● **WORK INSTRUCTIONS**:
Can the data below be echoed back word for word?

● **DATA ROWS**:

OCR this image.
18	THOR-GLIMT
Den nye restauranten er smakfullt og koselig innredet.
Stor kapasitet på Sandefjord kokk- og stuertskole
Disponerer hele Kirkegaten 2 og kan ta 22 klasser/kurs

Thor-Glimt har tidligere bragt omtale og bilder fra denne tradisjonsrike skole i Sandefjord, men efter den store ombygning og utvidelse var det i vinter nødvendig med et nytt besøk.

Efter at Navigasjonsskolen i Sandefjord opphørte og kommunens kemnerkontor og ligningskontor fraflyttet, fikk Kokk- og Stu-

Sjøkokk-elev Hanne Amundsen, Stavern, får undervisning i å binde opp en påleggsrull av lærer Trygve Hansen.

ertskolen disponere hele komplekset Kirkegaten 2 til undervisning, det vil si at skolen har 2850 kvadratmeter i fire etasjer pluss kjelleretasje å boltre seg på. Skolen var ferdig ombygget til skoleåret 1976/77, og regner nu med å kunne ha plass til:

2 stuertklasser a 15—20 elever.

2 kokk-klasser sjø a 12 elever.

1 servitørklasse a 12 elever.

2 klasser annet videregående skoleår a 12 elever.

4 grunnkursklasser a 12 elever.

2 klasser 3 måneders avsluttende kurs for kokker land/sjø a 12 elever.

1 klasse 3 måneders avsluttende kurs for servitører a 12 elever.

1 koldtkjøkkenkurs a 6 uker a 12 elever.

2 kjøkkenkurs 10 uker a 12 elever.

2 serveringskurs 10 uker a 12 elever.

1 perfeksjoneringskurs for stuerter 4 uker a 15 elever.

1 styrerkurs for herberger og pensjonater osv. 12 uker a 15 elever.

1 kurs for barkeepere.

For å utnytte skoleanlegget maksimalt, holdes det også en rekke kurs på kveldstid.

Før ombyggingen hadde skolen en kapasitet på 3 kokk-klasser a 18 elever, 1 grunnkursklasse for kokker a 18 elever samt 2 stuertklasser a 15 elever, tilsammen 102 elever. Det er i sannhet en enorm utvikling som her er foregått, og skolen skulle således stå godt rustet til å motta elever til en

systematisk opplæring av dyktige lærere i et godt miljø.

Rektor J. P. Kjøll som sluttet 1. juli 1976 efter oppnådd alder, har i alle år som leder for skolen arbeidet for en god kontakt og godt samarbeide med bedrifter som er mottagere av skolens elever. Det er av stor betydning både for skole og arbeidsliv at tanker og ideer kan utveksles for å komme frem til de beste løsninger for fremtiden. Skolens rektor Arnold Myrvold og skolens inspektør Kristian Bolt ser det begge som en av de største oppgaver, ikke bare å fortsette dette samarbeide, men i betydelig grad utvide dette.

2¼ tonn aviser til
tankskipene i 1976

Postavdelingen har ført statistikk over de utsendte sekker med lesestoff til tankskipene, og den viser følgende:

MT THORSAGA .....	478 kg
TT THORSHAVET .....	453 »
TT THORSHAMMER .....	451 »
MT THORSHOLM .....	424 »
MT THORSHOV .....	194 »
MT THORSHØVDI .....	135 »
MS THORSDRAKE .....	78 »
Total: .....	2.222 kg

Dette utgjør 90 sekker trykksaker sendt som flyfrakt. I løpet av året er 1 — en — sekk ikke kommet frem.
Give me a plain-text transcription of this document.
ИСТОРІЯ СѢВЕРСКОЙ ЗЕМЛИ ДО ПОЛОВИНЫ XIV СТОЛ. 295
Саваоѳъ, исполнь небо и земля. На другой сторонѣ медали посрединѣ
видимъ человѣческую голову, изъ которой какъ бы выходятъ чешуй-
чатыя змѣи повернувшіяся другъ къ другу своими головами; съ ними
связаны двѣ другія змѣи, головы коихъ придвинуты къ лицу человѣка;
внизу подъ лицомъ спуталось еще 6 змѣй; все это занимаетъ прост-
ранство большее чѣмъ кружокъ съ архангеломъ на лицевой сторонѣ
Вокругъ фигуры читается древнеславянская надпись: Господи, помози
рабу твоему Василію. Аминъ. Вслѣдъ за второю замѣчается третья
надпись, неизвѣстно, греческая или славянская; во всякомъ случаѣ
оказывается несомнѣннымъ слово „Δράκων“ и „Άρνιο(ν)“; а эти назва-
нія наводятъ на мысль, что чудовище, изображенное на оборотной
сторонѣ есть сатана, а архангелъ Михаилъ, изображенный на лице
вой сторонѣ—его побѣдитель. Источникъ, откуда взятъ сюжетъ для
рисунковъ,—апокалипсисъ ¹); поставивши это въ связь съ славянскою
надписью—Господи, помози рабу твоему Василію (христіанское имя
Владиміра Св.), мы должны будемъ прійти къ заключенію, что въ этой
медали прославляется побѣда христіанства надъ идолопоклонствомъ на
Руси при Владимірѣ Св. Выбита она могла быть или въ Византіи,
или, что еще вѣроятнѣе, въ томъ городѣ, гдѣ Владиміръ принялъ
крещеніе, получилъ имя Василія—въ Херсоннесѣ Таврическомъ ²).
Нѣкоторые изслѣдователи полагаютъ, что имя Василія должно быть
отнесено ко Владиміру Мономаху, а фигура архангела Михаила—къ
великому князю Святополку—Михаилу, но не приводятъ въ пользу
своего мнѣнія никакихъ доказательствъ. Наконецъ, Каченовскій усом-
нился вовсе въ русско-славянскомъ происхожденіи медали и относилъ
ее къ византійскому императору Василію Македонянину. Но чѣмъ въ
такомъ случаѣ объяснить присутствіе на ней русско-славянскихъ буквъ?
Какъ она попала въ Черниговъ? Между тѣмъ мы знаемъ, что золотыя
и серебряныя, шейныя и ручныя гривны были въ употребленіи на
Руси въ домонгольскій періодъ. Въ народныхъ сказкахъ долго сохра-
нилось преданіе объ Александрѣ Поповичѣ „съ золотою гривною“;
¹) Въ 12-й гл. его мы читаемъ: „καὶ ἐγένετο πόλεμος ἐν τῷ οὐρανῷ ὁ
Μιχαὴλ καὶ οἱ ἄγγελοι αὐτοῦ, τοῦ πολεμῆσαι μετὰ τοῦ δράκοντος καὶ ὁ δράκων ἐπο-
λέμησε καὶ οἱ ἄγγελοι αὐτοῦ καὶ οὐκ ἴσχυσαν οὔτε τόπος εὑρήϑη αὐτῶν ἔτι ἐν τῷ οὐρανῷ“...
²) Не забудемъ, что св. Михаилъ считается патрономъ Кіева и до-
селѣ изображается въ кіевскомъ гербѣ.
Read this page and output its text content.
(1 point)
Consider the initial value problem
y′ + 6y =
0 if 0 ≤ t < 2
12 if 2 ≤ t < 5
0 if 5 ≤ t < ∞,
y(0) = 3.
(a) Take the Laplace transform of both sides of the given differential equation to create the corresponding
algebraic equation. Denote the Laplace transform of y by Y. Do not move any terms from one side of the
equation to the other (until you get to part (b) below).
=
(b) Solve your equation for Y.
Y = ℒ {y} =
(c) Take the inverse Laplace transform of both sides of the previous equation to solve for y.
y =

● **THE COMPLETED TASK**:
OCR this image.
18	THOR-GLIMT
Den nye restauranten er smakfullt og koselig innredet.
Stor kapasitet på Sandefjord kokk- og stuertskole
Disponerer hele Kirkegaten 2 og kan ta 22 klasser/kurs

Thor-Glimt har tidligere bragt omtale og bilder fra denne tradisjonsrike skole i Sandefjord, men efter den store ombygning og utvidelse var det i vinter nødvendig med et nytt besøk.

Efter at Navigasjonsskolen i Sandefjord opphørte og kommunens kemnerkontor og ligningskontor fraflyttet, fikk Kokk- og Stu-

Sjøkokk-elev Hanne Amundsen, Stavern, får undervisning i å binde opp en påleggsrull av lærer Trygve Hansen.

ertskolen disponere hele komplekset Kirkegaten 2 til undervisning, det vil si at skolen har 2850 kvadratmeter i fire etasjer pluss kjelleretasje å boltre seg på. Skolen var ferdig ombygget til skoleåret 1976/77, og regner nu med å kunne ha plass til:

2 stuertklasser a 15—20 elever.

2 kokk-klasser sjø a 12 elever.

1 servitørklasse a 12 elever.

2 klasser annet videregående skoleår a 12 elever.

4 grunnkursklasser a 12 elever.

2 klasser 3 måneders avsluttende kurs for kokker land/sjø a 12 elever.

1 klasse 3 måneders avsluttende kurs for servitører a 12 elever.

1 koldtkjøkkenkurs a 6 uker a 12 elever.

2 kjøkkenkurs 10 uker a 12 elever.

2 serveringskurs 10 uker a 12 elever.

1 perfeksjoneringskurs for stuerter 4 uker a 15 elever.

1 styrerkurs for herberger og pensjonater osv. 12 uker a 15 elever.

1 kurs for barkeepere.

For å utnytte skoleanlegget maksimalt, holdes det også en rekke kurs på kveldstid.

Før ombyggingen hadde skolen en kapasitet på 3 kokk-klasser a 18 elever, 1 grunnkursklasse for kokker a 18 elever samt 2 stuertklasser a 15 elever, tilsammen 102 elever. Det er i sannhet en enorm utvikling som her er foregått, og skolen skulle således stå godt rustet til å motta elever til en

systematisk opplæring av dyktige lærere i et godt miljø.

Rektor J. P. Kjøll som sluttet 1. juli 1976 efter oppnådd alder, har i alle år som leder for skolen arbeidet for en god kontakt og godt samarbeide med bedrifter som er mottagere av skolens elever. Det er av stor betydning både for skole og arbeidsliv at tanker og ideer kan utveksles for å komme frem til de beste løsninger for fremtiden. Skolens rektor Arnold Myrvold og skolens inspektør Kristian Bolt ser det begge som en av de største oppgaver, ikke bare å fortsette dette samarbeide, men i betydelig grad utvide dette.

2¼ tonn aviser til
tankskipene i 1976

Postavdelingen har ført statistikk over de utsendte sekker med lesestoff til tankskipene, og den viser følgende:

MT THORSAGA .....	478 kg
TT THORSHAVET .....	453 »
TT THORSHAMMER .....	451 »
MT THORSHOLM .....	424 »
MT THORSHOV .....	194 »
MT THORSHØVDI .....	135 »
MS THORSDRAKE .....	78 »
Total: .....	2.222 kg

Dette utgjør 90 sekker trykksaker sendt som flyfrakt. I løpet av året er 1 — en — sekk ikke kommet frem.
Give me a plain-text transcription of this document.
ИСТОРІЯ СѢВЕРСКОЙ ЗЕМЛИ ДО ПОЛОВИНЫ XIV СТОЛ. 295
Саваоѳъ, исполнь небо и земля. На другой сторонѣ медали посрединѣ
видимъ человѣческую голову, изъ которой какъ бы выходятъ чешуй-
чатыя змѣи повернувшіяся другъ къ другу своими головами; съ ними
связаны двѣ другія змѣи, головы коихъ придвинуты къ лицу человѣка;
внизу подъ лицомъ спуталось еще 6 змѣй; все это занимаетъ прост-
ранство большее чѣмъ кружокъ съ архангеломъ на лицевой сторонѣ
Вокругъ фигуры читается древнеславянская надпись: Господи, помози
рабу твоему Василію. Аминъ. Вслѣдъ за второю замѣчается третья
надпись, неизвѣстно, греческая или славянская; во всякомъ случаѣ
оказывается несомнѣннымъ слово „Δράκων“ и „Άρνιο(ν)“; а эти назва-
нія наводятъ на мысль, что чудовище, изображенное на оборотной
сторонѣ есть сатана, а архангелъ Михаилъ, изображенный на лице
вой сторонѣ—его побѣдитель. Источникъ, откуда взятъ сюжетъ для
рисунковъ,—апокалипсисъ ¹); поставивши это въ связь съ славянскою
надписью—Господи, помози рабу твоему Василію (христіанское имя
Владиміра Св.), мы должны будемъ прійти къ заключенію, что въ этой
медали прославляется побѣда христіанства надъ идолопоклонствомъ на
Руси при Владимірѣ Св. Выбита она могла быть или въ Византіи,
или, что еще вѣроятнѣе, въ томъ городѣ, гдѣ Владиміръ принялъ
крещеніе, получилъ имя Василія—въ Херсоннесѣ Таврическомъ ²).
Нѣкоторые изслѣдователи полагаютъ, что имя Василія должно быть
отнесено ко Владиміру Мономаху, а фигура архангела Михаила—къ
великому князю Святополку—Михаилу, но не приводятъ въ пользу
своего мнѣнія никакихъ доказательствъ. Наконецъ, Каченовскій усом-
нился вовсе въ русско-славянскомъ происхожденіи медали и относилъ
ее къ византійскому императору Василію Македонянину. Но чѣмъ въ
такомъ случаѣ объяснить присутствіе на ней русско-славянскихъ буквъ?
Какъ она попала въ Черниговъ? Между тѣмъ мы знаемъ, что золотыя
и серебряныя, шейныя и ручныя гривны были въ употребленіи на
Руси въ домонгольскій періодъ. Въ народныхъ сказкахъ долго сохра-
нилось преданіе объ Александрѣ Поповичѣ „съ золотою гривною“;
¹) Въ 12-й гл. его мы читаемъ: „καὶ ἐγένετο πόλεμος ἐν τῷ οὐρανῷ ὁ
Μιχαὴλ καὶ οἱ ἄγγελοι αὐτοῦ, τοῦ πολεμῆσαι μετὰ τοῦ δράκοντος καὶ ὁ δράκων ἐπο-
λέμησε καὶ οἱ ἄγγελοι αὐτοῦ καὶ οὐκ ἴσχυσαν οὔτε τόπος εὑρήϑη αὐτῶν ἔτι ἐν τῷ οὐρανῷ“...
²) Не забудемъ, что св. Михаилъ считается патрономъ Кіева и до-
селѣ изображается въ кіевскомъ гербѣ.
Read this page and output its text content.
(1 point)
Consider the initial value problem
y′ + 6y =
0 if 0 ≤ t < 2
12 if 2 ≤ t < 5
0 if 5 ≤ t < ∞,
y(0) = 3.
(a) Take the Laplace transform of both sides of the given differential equation to create the corresponding
algebraic equation. Denote the Laplace transform of y by Y. Do not move any terms from one side of the
equation to the other (until you get to part (b) below).
=
(b) Solve your equation for Y.
Y = ℒ {y} =
(c) Take the inverse Laplace transform of both sides of the previous equation to solve for y.
y =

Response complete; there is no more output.